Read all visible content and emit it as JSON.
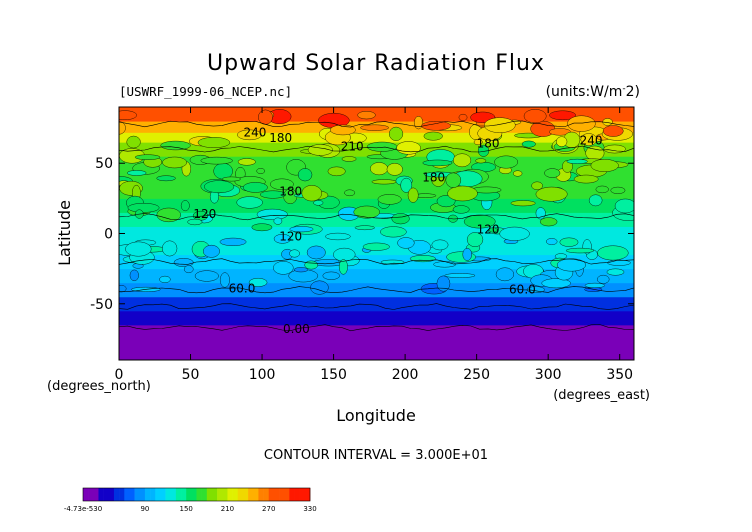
{
  "chart_data": {
    "type": "heatmap",
    "title": "Upward Solar Radiation Flux",
    "subtitle_left": "[USWRF_1999-06_NCEP.nc]",
    "subtitle_right": "(units:W/m^2)",
    "xlabel": "Longitude",
    "ylabel": "Latitude",
    "x_unit_label": "(degrees_east)",
    "y_unit_label": "(degrees_north)",
    "xlim": [
      0,
      360
    ],
    "ylim": [
      -90,
      90
    ],
    "x_ticks": [
      0,
      50,
      100,
      150,
      200,
      250,
      300,
      350
    ],
    "y_ticks": [
      -50,
      0,
      50
    ],
    "footer": "CONTOUR INTERVAL = 3.000E+01",
    "contour_interval": 30,
    "contour_labels": [
      {
        "text": "240",
        "lon": 95,
        "lat": 72
      },
      {
        "text": "180",
        "lon": 113,
        "lat": 68
      },
      {
        "text": "210",
        "lon": 163,
        "lat": 62
      },
      {
        "text": "180",
        "lon": 258,
        "lat": 64
      },
      {
        "text": "240",
        "lon": 330,
        "lat": 66
      },
      {
        "text": "180",
        "lon": 220,
        "lat": 40
      },
      {
        "text": "180",
        "lon": 120,
        "lat": 30
      },
      {
        "text": "120",
        "lon": 60,
        "lat": 14
      },
      {
        "text": "120",
        "lon": 120,
        "lat": -2
      },
      {
        "text": "120",
        "lon": 258,
        "lat": 3
      },
      {
        "text": "60.0",
        "lon": 86,
        "lat": -39
      },
      {
        "text": "60.0",
        "lon": 282,
        "lat": -40
      },
      {
        "text": "0.00",
        "lon": 124,
        "lat": -68
      }
    ],
    "latitude_profile": {
      "lat": [
        -90,
        -75,
        -65,
        -55,
        -45,
        -35,
        -25,
        -15,
        -5,
        5,
        15,
        25,
        35,
        45,
        55,
        65,
        72,
        80,
        90
      ],
      "flux": [
        0,
        0,
        20,
        45,
        70,
        95,
        110,
        120,
        125,
        135,
        150,
        165,
        165,
        170,
        180,
        195,
        230,
        275,
        300
      ]
    },
    "colorbar": {
      "tick_labels": [
        "-4.73e-530",
        "90",
        "150",
        "210",
        "270",
        "330"
      ],
      "tick_values": [
        0,
        90,
        150,
        210,
        270,
        330
      ],
      "range": [
        0,
        330
      ]
    }
  }
}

[Aim]: Transcribe the material exactly, leaving every picture out.

[Exercise solution]:
Read all visible content and emit it as JSON.
{
  "chart_data": {
    "type": "heatmap",
    "title": "Upward Solar Radiation Flux",
    "subtitle_left": "[USWRF_1999-06_NCEP.nc]",
    "subtitle_right": "(units:W/m^2)",
    "xlabel": "Longitude",
    "ylabel": "Latitude",
    "x_unit_label": "(degrees_east)",
    "y_unit_label": "(degrees_north)",
    "xlim": [
      0,
      360
    ],
    "ylim": [
      -90,
      90
    ],
    "x_ticks": [
      0,
      50,
      100,
      150,
      200,
      250,
      300,
      350
    ],
    "y_ticks": [
      -50,
      0,
      50
    ],
    "footer": "CONTOUR INTERVAL = 3.000E+01",
    "contour_interval": 30,
    "contour_labels": [
      {
        "text": "240",
        "lon": 95,
        "lat": 72
      },
      {
        "text": "180",
        "lon": 113,
        "lat": 68
      },
      {
        "text": "210",
        "lon": 163,
        "lat": 62
      },
      {
        "text": "180",
        "lon": 258,
        "lat": 64
      },
      {
        "text": "240",
        "lon": 330,
        "lat": 66
      },
      {
        "text": "180",
        "lon": 220,
        "lat": 40
      },
      {
        "text": "180",
        "lon": 120,
        "lat": 30
      },
      {
        "text": "120",
        "lon": 60,
        "lat": 14
      },
      {
        "text": "120",
        "lon": 120,
        "lat": -2
      },
      {
        "text": "120",
        "lon": 258,
        "lat": 3
      },
      {
        "text": "60.0",
        "lon": 86,
        "lat": -39
      },
      {
        "text": "60.0",
        "lon": 282,
        "lat": -40
      },
      {
        "text": "0.00",
        "lon": 124,
        "lat": -68
      }
    ],
    "latitude_profile": {
      "lat": [
        -90,
        -75,
        -65,
        -55,
        -45,
        -35,
        -25,
        -15,
        -5,
        5,
        15,
        25,
        35,
        45,
        55,
        65,
        72,
        80,
        90
      ],
      "flux": [
        0,
        0,
        20,
        45,
        70,
        95,
        110,
        120,
        125,
        135,
        150,
        165,
        165,
        170,
        180,
        195,
        230,
        275,
        300
      ]
    },
    "colorbar": {
      "tick_labels": [
        "-4.73e-530",
        "90",
        "150",
        "210",
        "270",
        "330"
      ],
      "tick_values": [
        0,
        90,
        150,
        210,
        270,
        330
      ],
      "range": [
        0,
        330
      ]
    }
  }
}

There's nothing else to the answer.